Text segment:
* Start *

Dick Pleasants
When it comes to radio personalities, Boston has had more than its fair share of unforgettable characters manning the airwaves over the decades. And as a result of their entertaining, informing and otherwise capturing the attention of the masses in their varied voices and styles – not to mention some of their on-air antics – their names are as indelibly etched on their listeners’ brains as their radio stations’ call letters, be they WMEX, WBCN, WGBH, WILD, WBUR, WBZ or…whatever.
For example, anyone who’s listened to Boston-area rock or jazz radio from the mid-‘50s onward will probably recognize some of these names: Dale Dorman, Dick Summer, Eric Jackson, Bob Clayton, Bruce Bradley, John Garabedian, Arnie “Woo Woo” Ginsburg, Dave Maynard, ChaChi Loprete, Matt Siegel, “Symphony Sid”, Sunny Joe White, Charles Laquidara, “the Woofa-Goofa”, Mark Parenteau, Oedipus, “Little Walter”, Ron Robin, “Skippy White”, Tommy Hadges, Carter Alan, Larry Justice, Ken Shelton, Sabby Lewis.
And anyone who’s listened to Boston-area folk radio from the mid-‘70s onward will definitely recognize this one: Dick Pleasants.
OVERVIEW
With his famously self-effacing delivery and honeyed baritone, Pleasants was New England’s premier folk-music radio host for the better part of four decades, the link between the region’s wildly eclectic folk scene and his listeners’ eager ears. During his 25 years at WGBH in Boston and nearly 15 at UMass Boston-based WUMB, he was an indefatigable supporter of the genre itself and both established artists and up-and-coming ones, instrumental in helping them maintain and gain the exposure they needed to propel their careers, much in the way Manny Greenhill of Folklore Productions was in his 40-odd years running that company.

* End *

What you have to do: In the text on Dick Pleasants, take everything from "For example, anyone" down to "one: Dick Pleasants." and write it out again, swapping "recognize" for "remember".

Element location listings
* Start *

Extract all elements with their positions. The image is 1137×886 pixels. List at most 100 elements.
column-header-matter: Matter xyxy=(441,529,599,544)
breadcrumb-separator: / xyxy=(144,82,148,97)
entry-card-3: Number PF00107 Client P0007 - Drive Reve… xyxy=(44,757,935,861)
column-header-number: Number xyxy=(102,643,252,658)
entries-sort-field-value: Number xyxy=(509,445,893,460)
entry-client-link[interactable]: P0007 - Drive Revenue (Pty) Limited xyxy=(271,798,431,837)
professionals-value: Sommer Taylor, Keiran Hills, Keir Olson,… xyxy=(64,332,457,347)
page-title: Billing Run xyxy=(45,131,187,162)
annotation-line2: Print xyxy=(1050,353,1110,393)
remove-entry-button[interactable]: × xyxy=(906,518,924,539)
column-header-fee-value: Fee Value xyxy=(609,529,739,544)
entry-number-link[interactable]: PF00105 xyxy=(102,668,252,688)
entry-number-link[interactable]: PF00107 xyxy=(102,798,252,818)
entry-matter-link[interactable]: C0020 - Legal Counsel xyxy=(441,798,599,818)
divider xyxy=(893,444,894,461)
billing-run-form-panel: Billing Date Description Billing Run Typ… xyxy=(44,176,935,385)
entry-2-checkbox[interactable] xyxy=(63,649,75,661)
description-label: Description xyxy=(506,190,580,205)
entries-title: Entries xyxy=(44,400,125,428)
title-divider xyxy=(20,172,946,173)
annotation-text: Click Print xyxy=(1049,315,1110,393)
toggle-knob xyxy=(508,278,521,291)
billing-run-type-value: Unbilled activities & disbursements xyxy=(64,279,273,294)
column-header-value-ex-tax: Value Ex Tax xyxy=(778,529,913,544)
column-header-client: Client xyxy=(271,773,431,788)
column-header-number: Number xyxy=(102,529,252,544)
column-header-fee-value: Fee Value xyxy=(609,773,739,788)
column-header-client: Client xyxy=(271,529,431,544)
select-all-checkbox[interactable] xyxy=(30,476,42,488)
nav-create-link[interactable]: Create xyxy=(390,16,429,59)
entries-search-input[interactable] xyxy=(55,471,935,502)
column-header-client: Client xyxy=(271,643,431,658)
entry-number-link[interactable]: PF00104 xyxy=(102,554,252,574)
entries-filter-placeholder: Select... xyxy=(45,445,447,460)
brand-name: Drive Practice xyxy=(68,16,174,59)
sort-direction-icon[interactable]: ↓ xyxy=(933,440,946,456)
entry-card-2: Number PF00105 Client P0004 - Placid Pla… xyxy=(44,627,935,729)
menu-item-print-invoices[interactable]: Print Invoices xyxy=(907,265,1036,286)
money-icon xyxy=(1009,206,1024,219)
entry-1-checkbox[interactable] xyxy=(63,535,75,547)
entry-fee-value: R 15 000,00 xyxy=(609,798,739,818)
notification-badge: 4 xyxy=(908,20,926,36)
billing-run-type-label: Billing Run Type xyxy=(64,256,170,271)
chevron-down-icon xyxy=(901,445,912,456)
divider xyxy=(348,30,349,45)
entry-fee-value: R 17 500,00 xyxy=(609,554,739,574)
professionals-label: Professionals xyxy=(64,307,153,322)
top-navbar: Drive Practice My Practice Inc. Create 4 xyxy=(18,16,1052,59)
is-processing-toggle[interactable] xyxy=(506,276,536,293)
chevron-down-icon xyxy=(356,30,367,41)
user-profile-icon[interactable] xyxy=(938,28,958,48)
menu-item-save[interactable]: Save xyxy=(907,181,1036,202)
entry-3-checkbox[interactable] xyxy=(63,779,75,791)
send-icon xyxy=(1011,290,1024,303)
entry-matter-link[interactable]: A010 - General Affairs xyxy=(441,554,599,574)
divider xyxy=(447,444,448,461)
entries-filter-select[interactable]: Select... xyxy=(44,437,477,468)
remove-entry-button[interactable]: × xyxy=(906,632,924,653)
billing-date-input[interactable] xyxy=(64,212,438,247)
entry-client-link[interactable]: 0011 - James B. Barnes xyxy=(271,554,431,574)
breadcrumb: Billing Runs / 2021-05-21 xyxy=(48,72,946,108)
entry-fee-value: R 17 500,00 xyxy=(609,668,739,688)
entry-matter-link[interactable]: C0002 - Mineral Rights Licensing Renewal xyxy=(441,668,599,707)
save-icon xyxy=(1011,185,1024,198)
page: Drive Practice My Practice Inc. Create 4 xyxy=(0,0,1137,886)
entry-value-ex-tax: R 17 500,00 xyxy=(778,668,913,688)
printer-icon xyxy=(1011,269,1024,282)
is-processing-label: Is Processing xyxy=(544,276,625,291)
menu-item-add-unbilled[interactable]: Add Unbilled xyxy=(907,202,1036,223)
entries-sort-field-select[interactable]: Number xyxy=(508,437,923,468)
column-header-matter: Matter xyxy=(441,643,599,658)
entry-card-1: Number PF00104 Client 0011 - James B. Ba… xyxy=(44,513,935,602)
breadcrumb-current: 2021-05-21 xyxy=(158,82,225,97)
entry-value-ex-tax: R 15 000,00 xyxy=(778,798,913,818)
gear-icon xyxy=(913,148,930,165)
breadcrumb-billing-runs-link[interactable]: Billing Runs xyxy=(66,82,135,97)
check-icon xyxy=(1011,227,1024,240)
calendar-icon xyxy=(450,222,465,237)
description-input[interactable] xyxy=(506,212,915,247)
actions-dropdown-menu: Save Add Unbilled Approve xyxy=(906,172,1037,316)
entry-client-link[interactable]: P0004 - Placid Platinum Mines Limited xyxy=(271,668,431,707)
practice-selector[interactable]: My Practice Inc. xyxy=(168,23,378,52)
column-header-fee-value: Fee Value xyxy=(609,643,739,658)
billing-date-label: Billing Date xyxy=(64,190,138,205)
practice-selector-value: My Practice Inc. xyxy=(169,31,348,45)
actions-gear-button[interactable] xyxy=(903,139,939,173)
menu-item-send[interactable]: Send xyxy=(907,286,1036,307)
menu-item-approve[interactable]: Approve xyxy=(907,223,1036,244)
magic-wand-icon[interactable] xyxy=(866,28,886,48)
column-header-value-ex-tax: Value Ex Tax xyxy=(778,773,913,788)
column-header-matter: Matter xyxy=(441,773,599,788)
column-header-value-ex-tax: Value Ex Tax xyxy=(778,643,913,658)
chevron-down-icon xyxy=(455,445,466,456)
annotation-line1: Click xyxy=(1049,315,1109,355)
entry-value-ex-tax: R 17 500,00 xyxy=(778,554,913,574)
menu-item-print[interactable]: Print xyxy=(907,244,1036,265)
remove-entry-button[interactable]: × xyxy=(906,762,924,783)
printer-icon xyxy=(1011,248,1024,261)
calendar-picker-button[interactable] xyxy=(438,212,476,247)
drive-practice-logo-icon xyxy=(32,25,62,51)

* End *

Exercise output:
For example, anyone who’s listened to Boston-area rock or jazz radio from the mid-‘50s onward will probably remember some of these names: Dale Dorman, Dick Summer, Eric Jackson, Bob Clayton, Bruce Bradley, John Garabedian, Arnie “Woo Woo” Ginsburg, Dave Maynard, ChaChi Loprete, Matt Siegel, “Symphony Sid”, Sunny Joe White, Charles Laquidara, “the Woofa-Goofa”, Mark Parenteau, Oedipus, “Little Walter”, Ron Robin, “Skippy White”, Tommy Hadges, Carter Alan, Larry Justice, Ken Shelton, Sabby Lewis.
And anyone who’s listened to Boston-area folk radio from the mid-‘70s onward will definitely remember this one: Dick Pleasants.